─── The records

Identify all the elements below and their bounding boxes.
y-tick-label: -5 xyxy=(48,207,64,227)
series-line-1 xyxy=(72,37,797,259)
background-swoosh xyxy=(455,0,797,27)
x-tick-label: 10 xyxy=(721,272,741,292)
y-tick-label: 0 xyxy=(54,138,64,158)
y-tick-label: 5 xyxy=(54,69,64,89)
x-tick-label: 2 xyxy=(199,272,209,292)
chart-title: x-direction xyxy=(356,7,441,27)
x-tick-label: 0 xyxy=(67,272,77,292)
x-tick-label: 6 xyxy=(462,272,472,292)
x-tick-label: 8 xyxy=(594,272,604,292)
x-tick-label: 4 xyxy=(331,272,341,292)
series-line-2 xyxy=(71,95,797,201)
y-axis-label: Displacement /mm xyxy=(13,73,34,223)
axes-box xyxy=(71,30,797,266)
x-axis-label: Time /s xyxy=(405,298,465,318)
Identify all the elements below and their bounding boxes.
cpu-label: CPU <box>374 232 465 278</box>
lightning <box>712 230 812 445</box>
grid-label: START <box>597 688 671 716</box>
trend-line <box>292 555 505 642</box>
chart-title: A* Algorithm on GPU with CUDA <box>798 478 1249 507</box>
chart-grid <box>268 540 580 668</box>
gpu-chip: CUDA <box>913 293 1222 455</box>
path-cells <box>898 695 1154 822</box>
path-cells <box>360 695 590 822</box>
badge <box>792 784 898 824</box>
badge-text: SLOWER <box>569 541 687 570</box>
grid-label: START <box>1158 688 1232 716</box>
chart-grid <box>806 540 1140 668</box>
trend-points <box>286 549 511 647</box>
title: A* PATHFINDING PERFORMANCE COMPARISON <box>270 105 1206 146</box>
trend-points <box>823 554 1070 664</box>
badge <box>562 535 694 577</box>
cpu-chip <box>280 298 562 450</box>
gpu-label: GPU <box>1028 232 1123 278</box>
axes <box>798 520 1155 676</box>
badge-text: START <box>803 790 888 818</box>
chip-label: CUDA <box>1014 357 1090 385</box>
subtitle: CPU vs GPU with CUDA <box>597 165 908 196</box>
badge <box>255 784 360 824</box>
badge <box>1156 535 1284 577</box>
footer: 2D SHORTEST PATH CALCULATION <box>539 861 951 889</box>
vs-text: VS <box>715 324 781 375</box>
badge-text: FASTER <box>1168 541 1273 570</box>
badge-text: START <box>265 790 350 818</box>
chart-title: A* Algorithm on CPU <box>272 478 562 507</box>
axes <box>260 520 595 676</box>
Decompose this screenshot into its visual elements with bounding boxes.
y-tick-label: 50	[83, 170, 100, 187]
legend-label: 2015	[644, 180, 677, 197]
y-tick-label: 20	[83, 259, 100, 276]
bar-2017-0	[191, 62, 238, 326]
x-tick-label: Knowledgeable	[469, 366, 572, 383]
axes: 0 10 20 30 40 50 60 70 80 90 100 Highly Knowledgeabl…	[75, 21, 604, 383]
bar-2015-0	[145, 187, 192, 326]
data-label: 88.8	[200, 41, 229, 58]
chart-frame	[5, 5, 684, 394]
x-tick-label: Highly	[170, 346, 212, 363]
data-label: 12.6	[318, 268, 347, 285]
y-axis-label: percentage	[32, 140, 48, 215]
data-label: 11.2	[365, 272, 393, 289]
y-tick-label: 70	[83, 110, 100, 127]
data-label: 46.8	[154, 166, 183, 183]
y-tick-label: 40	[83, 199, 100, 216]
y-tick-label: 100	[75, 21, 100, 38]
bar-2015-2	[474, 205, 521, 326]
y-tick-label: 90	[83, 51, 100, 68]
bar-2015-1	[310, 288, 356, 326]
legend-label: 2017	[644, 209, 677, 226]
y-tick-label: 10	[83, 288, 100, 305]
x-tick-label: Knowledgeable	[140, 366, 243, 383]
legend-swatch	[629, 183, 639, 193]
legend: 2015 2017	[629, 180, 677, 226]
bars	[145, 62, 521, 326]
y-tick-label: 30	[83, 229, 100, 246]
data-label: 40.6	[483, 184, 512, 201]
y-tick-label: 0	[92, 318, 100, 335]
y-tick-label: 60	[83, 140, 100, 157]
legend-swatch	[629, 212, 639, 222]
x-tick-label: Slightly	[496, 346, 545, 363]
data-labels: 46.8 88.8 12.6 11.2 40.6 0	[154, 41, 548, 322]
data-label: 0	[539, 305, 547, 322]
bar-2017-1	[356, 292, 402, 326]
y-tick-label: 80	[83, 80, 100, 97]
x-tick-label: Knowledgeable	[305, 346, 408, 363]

──────

▶ _What to work on_: Please extract every line of the records above and reproduce each one character for character, leaving nothing out.

▶ _Exercise result_:
Identify all the elements below and their bounding boxes.
y-tick-label: -5 xyxy=(48,207,64,227)
series-line-1 xyxy=(72,37,797,259)
background-swoosh xyxy=(455,0,797,27)
x-tick-label: 10 xyxy=(721,272,741,292)
y-tick-label: 0 xyxy=(54,138,64,158)
y-tick-label: 5 xyxy=(54,69,64,89)
x-tick-label: 2 xyxy=(199,272,209,292)
chart-title: x-direction xyxy=(356,7,441,27)
x-tick-label: 0 xyxy=(67,272,77,292)
x-tick-label: 6 xyxy=(462,272,472,292)
x-tick-label: 8 xyxy=(594,272,604,292)
x-tick-label: 4 xyxy=(331,272,341,292)
series-line-2 xyxy=(71,95,797,201)
y-axis-label: Displacement /mm xyxy=(13,73,34,223)
axes-box xyxy=(71,30,797,266)
x-axis-label: Time /s xyxy=(405,298,465,318)
Identify all the elements below and their bounding boxes.
cpu-label: CPU <box>374 232 465 278</box>
lightning <box>712 230 812 445</box>
grid-label: START <box>597 688 671 716</box>
trend-line <box>292 555 505 642</box>
chart-title: A* Algorithm on GPU with CUDA <box>798 478 1249 507</box>
chart-grid <box>268 540 580 668</box>
gpu-chip: CUDA <box>913 293 1222 455</box>
path-cells <box>898 695 1154 822</box>
path-cells <box>360 695 590 822</box>
badge <box>792 784 898 824</box>
badge-text: SLOWER <box>569 541 687 570</box>
grid-label: START <box>1158 688 1232 716</box>
chart-grid <box>806 540 1140 668</box>
trend-points <box>286 549 511 647</box>
title: A* PATHFINDING PERFORMANCE COMPARISON <box>270 105 1206 146</box>
trend-points <box>823 554 1070 664</box>
badge <box>562 535 694 577</box>
cpu-chip <box>280 298 562 450</box>
gpu-label: GPU <box>1028 232 1123 278</box>
axes <box>798 520 1155 676</box>
badge-text: START <box>803 790 888 818</box>
chip-label: CUDA <box>1014 357 1090 385</box>
subtitle: CPU vs GPU with CUDA <box>597 165 908 196</box>
badge <box>255 784 360 824</box>
badge <box>1156 535 1284 577</box>
footer: 2D SHORTEST PATH CALCULATION <box>539 861 951 889</box>
vs-text: VS <box>715 324 781 375</box>
badge-text: FASTER <box>1168 541 1273 570</box>
badge-text: START <box>265 790 350 818</box>
chart-title: A* Algorithm on CPU <box>272 478 562 507</box>
axes <box>260 520 595 676</box>
Decompose this screenshot into its visual elements with bounding boxes.
y-tick-label: 50	[83, 170, 100, 187]
legend-label: 2015	[644, 180, 677, 197]
y-tick-label: 20	[83, 259, 100, 276]
bar-2017-0	[191, 62, 238, 326]
x-tick-label: Knowledgeable	[469, 366, 572, 383]
axes: 0 10 20 30 40 50 60 70 80 90 100 Highly Knowledgeabl…	[75, 21, 604, 383]
bar-2015-0	[145, 187, 192, 326]
data-label: 88.8	[200, 41, 229, 58]
chart-frame	[5, 5, 684, 394]
x-tick-label: Highly	[170, 346, 212, 363]
data-label: 12.6	[318, 268, 347, 285]
y-axis-label: percentage	[32, 140, 48, 215]
data-label: 11.2	[365, 272, 393, 289]
y-tick-label: 70	[83, 110, 100, 127]
data-label: 46.8	[154, 166, 183, 183]
y-tick-label: 40	[83, 199, 100, 216]
y-tick-label: 100	[75, 21, 100, 38]
bar-2015-2	[474, 205, 521, 326]
y-tick-label: 90	[83, 51, 100, 68]
bar-2015-1	[310, 288, 356, 326]
legend-label: 2017	[644, 209, 677, 226]
y-tick-label: 10	[83, 288, 100, 305]
x-tick-label: Knowledgeable	[140, 366, 243, 383]
legend-swatch	[629, 183, 639, 193]
legend: 2015 2017	[629, 180, 677, 226]
bars	[145, 62, 521, 326]
y-tick-label: 30	[83, 229, 100, 246]
data-label: 40.6	[483, 184, 512, 201]
y-tick-label: 0	[92, 318, 100, 335]
y-tick-label: 60	[83, 140, 100, 157]
legend-swatch	[629, 212, 639, 222]
x-tick-label: Slightly	[496, 346, 545, 363]
data-labels: 46.8 88.8 12.6 11.2 40.6 0	[154, 41, 548, 322]
data-label: 0	[539, 305, 547, 322]
bar-2017-1	[356, 292, 402, 326]
y-tick-label: 80	[83, 80, 100, 97]
x-tick-label: Knowledgeable	[305, 346, 408, 363]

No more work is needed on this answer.